◆ GIVEN INSTRUCTION
Copy each line that contains the string "кількості".

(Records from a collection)
────────────────

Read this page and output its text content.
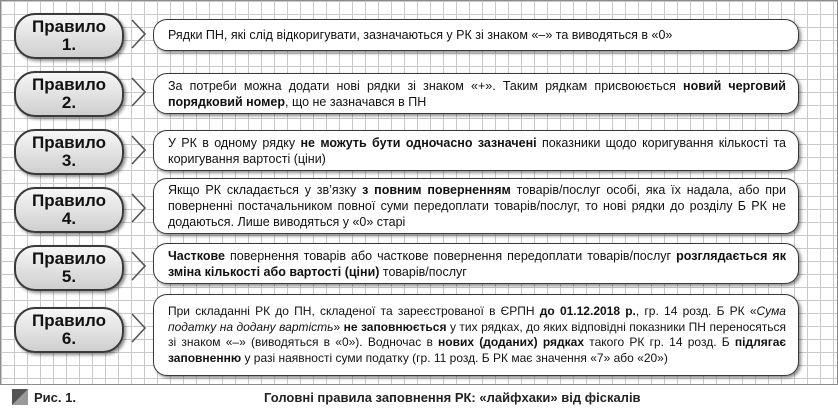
Правило
1.	Рядки ПН, які слід відкоригувати, зазначаються у РК зі знаком «–» та виводяться в «0»

Правило
2.

За потреби можна додати нові рядки зі знаком «+». Таким рядкам присвоюється новий черговий порядковий номер, що не зазначався в ПН

Правило
3.

У РК в одному рядку не можуть бути одночасно зазначені показники щодо коригування кількості та коригування вартості (ціни)

Правило
4.

Якщо РК складається у зв’язку з повним поверненням товарів/послуг особі, яка їх надала, або при поверненні постачальником повної суми передоплати товарів/послуг, то нові рядки до розділу Б РК не додаються. Лише виводяться у «0» старі

Правило
5.

Часткове повернення товарів або часткове повернення передоплати товарів/послуг розглядається як зміна кількості або вартості (ціни) товарів/послуг

Правило
6.

При складанні РК до ПН, складеної та зареєстрованої в ЄРПН до 01.12.2018 р., гр. 14 розд. Б РК «Сума податку на додану вартість» не заповнюється у тих рядках, до яких відповідні показники ПН переносяться зі знаком «–» (виводяться в «0»). Водночас в нових (доданих) рядках такого РК гр. 14 розд. Б підлягає заповненню у разі наявності суми податку (гр. 11 розд. Б РК має значення «7» або «20»)

Рис. 1.	Головні правила заповнення РК: «лайфхаки» від фіскалів
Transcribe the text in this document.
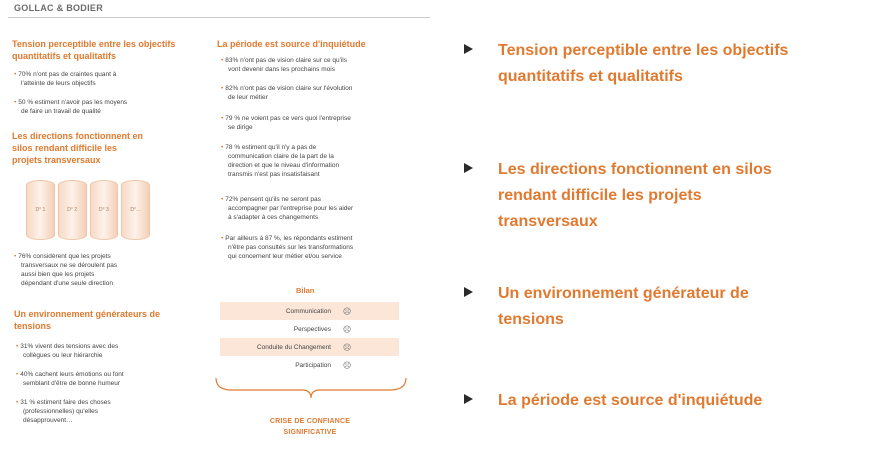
GOLLAC & BODIER
Tension perceptible entre les objectifs
quantitatifs et qualitatifs
• 70% n'ont pas de craintes quant à
l'atteinte de leurs objectifs
• 50 % estiment n'avoir pas les moyens
de faire un travail de qualité
Les directions fonctionnent en
silos rendant difficile les
projets transversaux
D° 1	D° 2	D° 3	D°…
• 76% considèrent que les projets
transversaux ne se déroulent pas
aussi bien que les projets
dépendant d'une seule direction
Un environnement générateurs de
tensions
• 31% vivent des tensions avec des
collègues ou leur hiérarchie
• 40% cachent leurs émotions ou font
semblant d'être de bonne humeur
• 31 % estiment faire des choses
(professionnelles) qu'elles
désapprouvent…
La période est source d'inquiétude
• 83% n'ont pas de vision claire sur ce qu'ils
vont devenir dans les prochains mois
• 82% n'ont pas de vision claire sur l'évolution
de leur métier
• 79 % ne voient pas ce vers quoi l'entreprise
se dirige
• 78 % estiment qu'il n'y a pas de
communication claire de la part de la
direction et que le niveau d'information
transmis n'est pas insatisfaisant
• 72% pensent qu'ils ne seront pas
accompagner par l'entreprise pour les aider
à s'adapter à ces changements
• Par ailleurs à 87 %, les répondants estiment
n'être pas consultés sur les transformations
qui concernent leur métier et/ou service
Bilan
Communication	☹
Perspectives	☹
Conduite du Changement	☹
Participation	☹
CRISE DE CONFIANCE
SIGNIFICATIVE
Tension perceptible entre les objectifs
quantitatifs et qualitatifs
Les directions fonctionnent en silos
rendant difficile les projets
transversaux
Un environnement générateur de
tensions
La période est source d'inquiétude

────────────────

◆ WRITTEN REPLY
У РК в одному рядку не можуть бути одночасно зазначені показники щодо коригування кількості та коригування вартості (ціни)
Часткове повернення товарів або часткове повернення передоплати товарів/послуг розглядається як зміна кількості або вартості (ціни) товарів/послуг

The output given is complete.